>> start RECORDS FOR THIS EXERCISE

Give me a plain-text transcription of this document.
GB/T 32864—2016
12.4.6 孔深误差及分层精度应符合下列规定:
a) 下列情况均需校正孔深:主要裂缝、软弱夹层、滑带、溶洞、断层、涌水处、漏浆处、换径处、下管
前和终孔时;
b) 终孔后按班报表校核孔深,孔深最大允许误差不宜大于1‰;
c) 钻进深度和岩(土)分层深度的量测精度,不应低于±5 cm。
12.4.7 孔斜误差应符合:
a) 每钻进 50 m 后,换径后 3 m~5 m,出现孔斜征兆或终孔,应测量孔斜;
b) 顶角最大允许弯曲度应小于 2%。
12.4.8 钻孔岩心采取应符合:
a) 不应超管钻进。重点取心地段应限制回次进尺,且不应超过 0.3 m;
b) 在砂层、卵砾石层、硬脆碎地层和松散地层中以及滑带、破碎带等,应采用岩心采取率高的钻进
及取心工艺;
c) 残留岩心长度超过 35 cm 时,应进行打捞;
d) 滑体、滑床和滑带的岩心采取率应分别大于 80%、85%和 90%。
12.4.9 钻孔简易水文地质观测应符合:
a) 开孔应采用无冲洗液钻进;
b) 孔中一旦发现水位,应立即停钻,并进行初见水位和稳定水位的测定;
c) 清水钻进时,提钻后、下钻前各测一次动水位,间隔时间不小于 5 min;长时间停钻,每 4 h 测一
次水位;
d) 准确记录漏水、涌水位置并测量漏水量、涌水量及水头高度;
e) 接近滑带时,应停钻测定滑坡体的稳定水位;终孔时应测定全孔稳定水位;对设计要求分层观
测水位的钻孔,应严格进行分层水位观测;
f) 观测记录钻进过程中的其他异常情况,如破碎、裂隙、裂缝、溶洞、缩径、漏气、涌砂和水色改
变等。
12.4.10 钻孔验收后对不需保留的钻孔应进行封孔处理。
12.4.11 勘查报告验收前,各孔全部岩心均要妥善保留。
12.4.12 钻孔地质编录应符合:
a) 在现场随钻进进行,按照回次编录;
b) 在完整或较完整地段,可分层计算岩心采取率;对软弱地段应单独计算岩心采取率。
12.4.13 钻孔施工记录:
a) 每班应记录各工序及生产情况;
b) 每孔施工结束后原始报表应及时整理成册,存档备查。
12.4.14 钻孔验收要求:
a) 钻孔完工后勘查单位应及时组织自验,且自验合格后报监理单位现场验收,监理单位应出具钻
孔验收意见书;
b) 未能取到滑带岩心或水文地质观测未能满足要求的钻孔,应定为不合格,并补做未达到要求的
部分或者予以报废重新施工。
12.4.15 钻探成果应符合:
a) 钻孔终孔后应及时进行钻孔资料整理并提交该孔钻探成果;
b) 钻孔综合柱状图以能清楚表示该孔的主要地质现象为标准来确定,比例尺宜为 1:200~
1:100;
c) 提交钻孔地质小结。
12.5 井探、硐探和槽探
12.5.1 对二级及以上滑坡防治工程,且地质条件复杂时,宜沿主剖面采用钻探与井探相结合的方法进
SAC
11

>> end RECORDS FOR THIS EXERCISE

Transcribe the whole listing exactly.

Give me a plain-text transcription of this document.
GB/T 32864—2016
12.4.6 孔深误差及分层精度应符合下列规定:
a) 下列情况均需校正孔深:主要裂缝、软弱夹层、滑带、溶洞、断层、涌水处、漏浆处、换径处、下管
前和终孔时;
b) 终孔后按班报表校核孔深,孔深最大允许误差不宜大于1‰;
c) 钻进深度和岩(土)分层深度的量测精度,不应低于±5 cm。
12.4.7 孔斜误差应符合:
a) 每钻进 50 m 后,换径后 3 m~5 m,出现孔斜征兆或终孔,应测量孔斜;
b) 顶角最大允许弯曲度应小于 2%。
12.4.8 钻孔岩心采取应符合:
a) 不应超管钻进。重点取心地段应限制回次进尺,且不应超过 0.3 m;
b) 在砂层、卵砾石层、硬脆碎地层和松散地层中以及滑带、破碎带等,应采用岩心采取率高的钻进
及取心工艺;
c) 残留岩心长度超过 35 cm 时,应进行打捞;
d) 滑体、滑床和滑带的岩心采取率应分别大于 80%、85%和 90%。
12.4.9 钻孔简易水文地质观测应符合:
a) 开孔应采用无冲洗液钻进;
b) 孔中一旦发现水位,应立即停钻,并进行初见水位和稳定水位的测定;
c) 清水钻进时,提钻后、下钻前各测一次动水位,间隔时间不小于 5 min;长时间停钻,每 4 h 测一
次水位;
d) 准确记录漏水、涌水位置并测量漏水量、涌水量及水头高度;
e) 接近滑带时,应停钻测定滑坡体的稳定水位;终孔时应测定全孔稳定水位;对设计要求分层观
测水位的钻孔,应严格进行分层水位观测;
f) 观测记录钻进过程中的其他异常情况,如破碎、裂隙、裂缝、溶洞、缩径、漏气、涌砂和水色改
变等。
12.4.10 钻孔验收后对不需保留的钻孔应进行封孔处理。
12.4.11 勘查报告验收前,各孔全部岩心均要妥善保留。
12.4.12 钻孔地质编录应符合:
a) 在现场随钻进进行,按照回次编录;
b) 在完整或较完整地段,可分层计算岩心采取率;对软弱地段应单独计算岩心采取率。
12.4.13 钻孔施工记录:
a) 每班应记录各工序及生产情况;
b) 每孔施工结束后原始报表应及时整理成册,存档备查。
12.4.14 钻孔验收要求:
a) 钻孔完工后勘查单位应及时组织自验,且自验合格后报监理单位现场验收,监理单位应出具钻
孔验收意见书;
b) 未能取到滑带岩心或水文地质观测未能满足要求的钻孔,应定为不合格,并补做未达到要求的
部分或者予以报废重新施工。
12.4.15 钻探成果应符合:
a) 钻孔终孔后应及时进行钻孔资料整理并提交该孔钻探成果;
b) 钻孔综合柱状图以能清楚表示该孔的主要地质现象为标准来确定,比例尺宜为 1:200~
1:100;
c) 提交钻孔地质小结。
12.5 井探、硐探和槽探
12.5.1 对二级及以上滑坡防治工程,且地质条件复杂时,宜沿主剖面采用钻探与井探相结合的方法进
SAC
11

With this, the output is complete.